Start

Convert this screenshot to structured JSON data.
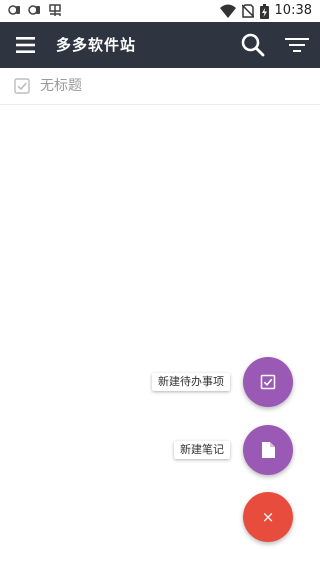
{
  "status_bar": {
    "time": "10:38",
    "left_icons": [
      "app-notification-icon",
      "app-notification-icon",
      "bug-icon"
    ],
    "right_icons": [
      "wifi-icon",
      "no-sim-icon",
      "battery-icon"
    ]
  },
  "app_bar": {
    "title": "多多软件站",
    "background": "#2f3441",
    "icons": [
      "menu-icon",
      "search-icon",
      "filter-icon"
    ]
  },
  "list": {
    "items": [
      {
        "title": "无标题",
        "icon": "checkbox-checked-icon"
      }
    ]
  },
  "fab_menu": {
    "todo_label": "新建待办事项",
    "note_label": "新建笔记",
    "close_symbol": "×",
    "todo_color": "#9b59b6",
    "note_color": "#9b59b6",
    "close_color": "#e74c3c"
  }
}
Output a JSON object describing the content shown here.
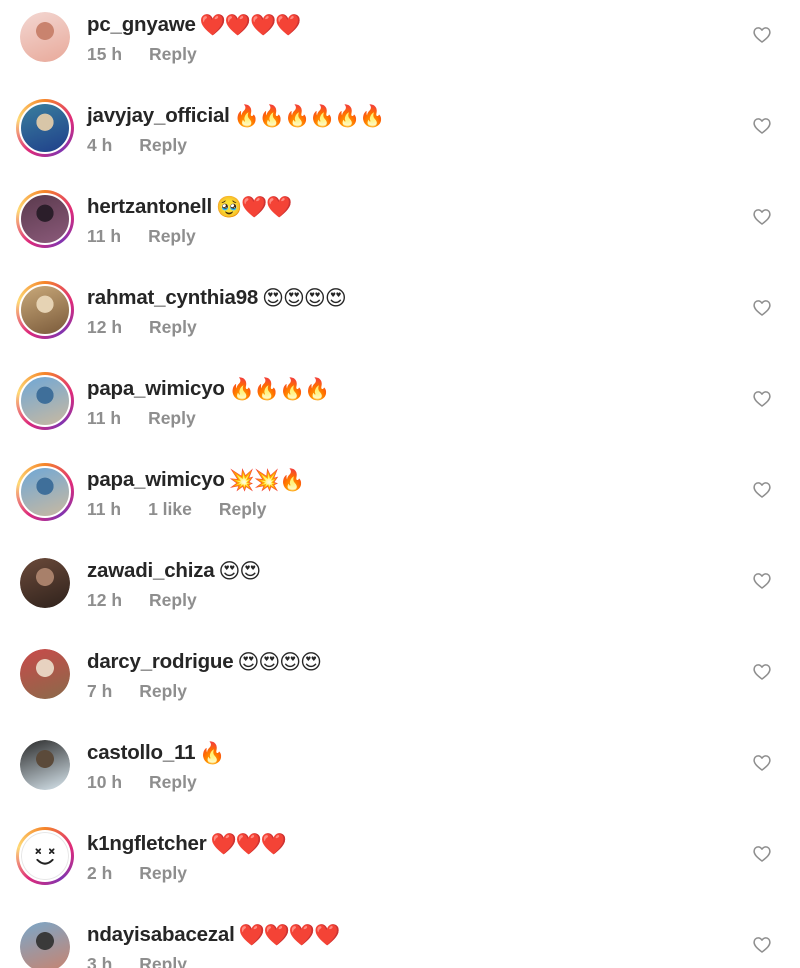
{
  "reply_label": "Reply",
  "comments": [
    {
      "username": "pc_gnyawe",
      "text": "❤️❤️❤️❤️",
      "time": "15 h",
      "likes": "",
      "story_ring": false,
      "avatar_colors": [
        "#f3d7d2",
        "#e8a99a",
        "#c9836e"
      ]
    },
    {
      "username": "javyjay_official",
      "text": "🔥🔥🔥🔥🔥🔥",
      "time": "4 h",
      "likes": "",
      "story_ring": true,
      "avatar_colors": [
        "#3a7f9e",
        "#1f3f8a",
        "#d8c6a8"
      ]
    },
    {
      "username": "hertzantonell",
      "text": "🥹❤️❤️",
      "time": "11 h",
      "likes": "",
      "story_ring": true,
      "avatar_colors": [
        "#5a3a4d",
        "#8b5a7a",
        "#2b1e2a"
      ]
    },
    {
      "username": "rahmat_cynthia98",
      "text": "😍😍😍😍",
      "time": "12 h",
      "likes": "",
      "story_ring": true,
      "avatar_colors": [
        "#c9a97a",
        "#7a5a3a",
        "#e6d3b4"
      ]
    },
    {
      "username": "papa_wimicyo",
      "text": "🔥🔥🔥🔥",
      "time": "11 h",
      "likes": "",
      "story_ring": true,
      "avatar_colors": [
        "#6fa7d6",
        "#c9b9a0",
        "#3f6f9a"
      ]
    },
    {
      "username": "papa_wimicyo",
      "text": "💥💥🔥",
      "time": "11 h",
      "likes": "1 like",
      "story_ring": true,
      "avatar_colors": [
        "#6fa7d6",
        "#c9b9a0",
        "#3f6f9a"
      ]
    },
    {
      "username": "zawadi_chiza",
      "text": "😍😍",
      "time": "12 h",
      "likes": "",
      "story_ring": false,
      "avatar_colors": [
        "#6b4a3a",
        "#2f221c",
        "#a8806a"
      ]
    },
    {
      "username": "darcy_rodrigue",
      "text": "😍😍😍😍",
      "time": "7 h",
      "likes": "",
      "story_ring": false,
      "avatar_colors": [
        "#c94a4a",
        "#8a6a4a",
        "#e7d2c0"
      ]
    },
    {
      "username": "castollo_11",
      "text": "🔥",
      "time": "10 h",
      "likes": "",
      "story_ring": false,
      "avatar_colors": [
        "#2a2a2a",
        "#d9e7ef",
        "#5b4a3a"
      ]
    },
    {
      "username": "k1ngfletcher",
      "text": "❤️❤️❤️",
      "time": "2 h",
      "likes": "",
      "story_ring": true,
      "avatar_colors": [
        "#ffffff",
        "#ffffff",
        "#ffffff"
      ],
      "avatar_face": true
    },
    {
      "username": "ndayisabacezal",
      "text": "❤️❤️❤️❤️",
      "time": "3 h",
      "likes": "",
      "story_ring": false,
      "avatar_colors": [
        "#7aa7c9",
        "#c9836e",
        "#3a3a3a"
      ]
    }
  ],
  "icons": {
    "like": "heart-outline-icon"
  }
}
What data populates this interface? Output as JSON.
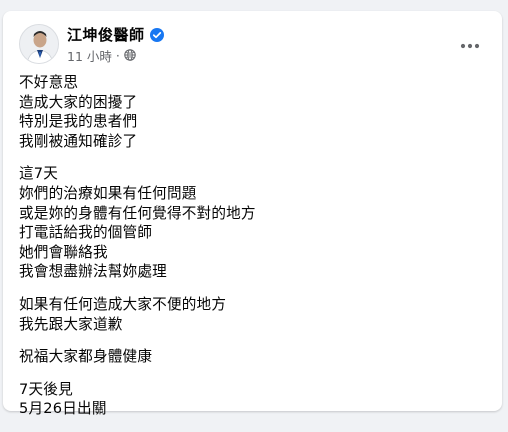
{
  "post": {
    "author_name": "江坤俊醫師",
    "timestamp": "11 小時",
    "separator": "·",
    "paragraphs": [
      [
        "不好意思",
        "造成大家的困擾了",
        "特別是我的患者們",
        "我剛被通知確診了"
      ],
      [
        "這7天",
        "妳們的治療如果有任何問題",
        "或是妳的身體有任何覺得不對的地方",
        "打電話給我的個管師",
        "她們會聯絡我",
        "我會想盡辦法幫妳處理"
      ],
      [
        "如果有任何造成大家不便的地方",
        "我先跟大家道歉"
      ],
      [
        "祝福大家都身體健康"
      ],
      [
        "7天後見",
        "5月26日出關"
      ]
    ]
  },
  "colors": {
    "background": "#f0f2f5",
    "card": "#ffffff",
    "verified_badge": "#1877f2",
    "meta_text": "#65676b"
  },
  "icons": {
    "verified": "verified-badge-icon",
    "audience": "globe-icon",
    "more": "more-options-icon"
  }
}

End

*WHAT YOU NEED TO DO*. Transcribe every record above exactly as written, leaving out any pictures.

*RESPONSE*.
Convert this screenshot to structured JSON data.
{
  "status_bar": {
    "time": "10:38",
    "left_icons": [
      "app-notification-icon",
      "app-notification-icon",
      "bug-icon"
    ],
    "right_icons": [
      "wifi-icon",
      "no-sim-icon",
      "battery-icon"
    ]
  },
  "app_bar": {
    "title": "多多软件站",
    "background": "#2f3441",
    "icons": [
      "menu-icon",
      "search-icon",
      "filter-icon"
    ]
  },
  "list": {
    "items": [
      {
        "title": "无标题",
        "icon": "checkbox-checked-icon"
      }
    ]
  },
  "fab_menu": {
    "todo_label": "新建待办事项",
    "note_label": "新建笔记",
    "close_symbol": "×",
    "todo_color": "#9b59b6",
    "note_color": "#9b59b6",
    "close_color": "#e74c3c"
  }
}
Output a JSON object describing the content shown here.
{
  "reply_label": "Reply",
  "comments": [
    {
      "username": "pc_gnyawe",
      "text": "❤️❤️❤️❤️",
      "time": "15 h",
      "likes": "",
      "story_ring": false,
      "avatar_colors": [
        "#f3d7d2",
        "#e8a99a",
        "#c9836e"
      ]
    },
    {
      "username": "javyjay_official",
      "text": "🔥🔥🔥🔥🔥🔥",
      "time": "4 h",
      "likes": "",
      "story_ring": true,
      "avatar_colors": [
        "#3a7f9e",
        "#1f3f8a",
        "#d8c6a8"
      ]
    },
    {
      "username": "hertzantonell",
      "text": "🥹❤️❤️",
      "time": "11 h",
      "likes": "",
      "story_ring": true,
      "avatar_colors": [
        "#5a3a4d",
        "#8b5a7a",
        "#2b1e2a"
      ]
    },
    {
      "username": "rahmat_cynthia98",
      "text": "😍😍😍😍",
      "time": "12 h",
      "likes": "",
      "story_ring": true,
      "avatar_colors": [
        "#c9a97a",
        "#7a5a3a",
        "#e6d3b4"
      ]
    },
    {
      "username": "papa_wimicyo",
      "text": "🔥🔥🔥🔥",
      "time": "11 h",
      "likes": "",
      "story_ring": true,
      "avatar_colors": [
        "#6fa7d6",
        "#c9b9a0",
        "#3f6f9a"
      ]
    },
    {
      "username": "papa_wimicyo",
      "text": "💥💥🔥",
      "time": "11 h",
      "likes": "1 like",
      "story_ring": true,
      "avatar_colors": [
        "#6fa7d6",
        "#c9b9a0",
        "#3f6f9a"
      ]
    },
    {
      "username": "zawadi_chiza",
      "text": "😍😍",
      "time": "12 h",
      "likes": "",
      "story_ring": false,
      "avatar_colors": [
        "#6b4a3a",
        "#2f221c",
        "#a8806a"
      ]
    },
    {
      "username": "darcy_rodrigue",
      "text": "😍😍😍😍",
      "time": "7 h",
      "likes": "",
      "story_ring": false,
      "avatar_colors": [
        "#c94a4a",
        "#8a6a4a",
        "#e7d2c0"
      ]
    },
    {
      "username": "castollo_11",
      "text": "🔥",
      "time": "10 h",
      "likes": "",
      "story_ring": false,
      "avatar_colors": [
        "#2a2a2a",
        "#d9e7ef",
        "#5b4a3a"
      ]
    },
    {
      "username": "k1ngfletcher",
      "text": "❤️❤️❤️",
      "time": "2 h",
      "likes": "",
      "story_ring": true,
      "avatar_colors": [
        "#ffffff",
        "#ffffff",
        "#ffffff"
      ],
      "avatar_face": true
    },
    {
      "username": "ndayisabacezal",
      "text": "❤️❤️❤️❤️",
      "time": "3 h",
      "likes": "",
      "story_ring": false,
      "avatar_colors": [
        "#7aa7c9",
        "#c9836e",
        "#3a3a3a"
      ]
    }
  ],
  "icons": {
    "like": "heart-outline-icon"
  }
}
What data populates this interface? Output as JSON.
{
  "post": {
    "author_name": "江坤俊醫師",
    "timestamp": "11 小時",
    "separator": "·",
    "paragraphs": [
      [
        "不好意思",
        "造成大家的困擾了",
        "特別是我的患者們",
        "我剛被通知確診了"
      ],
      [
        "這7天",
        "妳們的治療如果有任何問題",
        "或是妳的身體有任何覺得不對的地方",
        "打電話給我的個管師",
        "她們會聯絡我",
        "我會想盡辦法幫妳處理"
      ],
      [
        "如果有任何造成大家不便的地方",
        "我先跟大家道歉"
      ],
      [
        "祝福大家都身體健康"
      ],
      [
        "7天後見",
        "5月26日出關"
      ]
    ]
  },
  "colors": {
    "background": "#f0f2f5",
    "card": "#ffffff",
    "verified_badge": "#1877f2",
    "meta_text": "#65676b"
  },
  "icons": {
    "verified": "verified-badge-icon",
    "audience": "globe-icon",
    "more": "more-options-icon"
  }
}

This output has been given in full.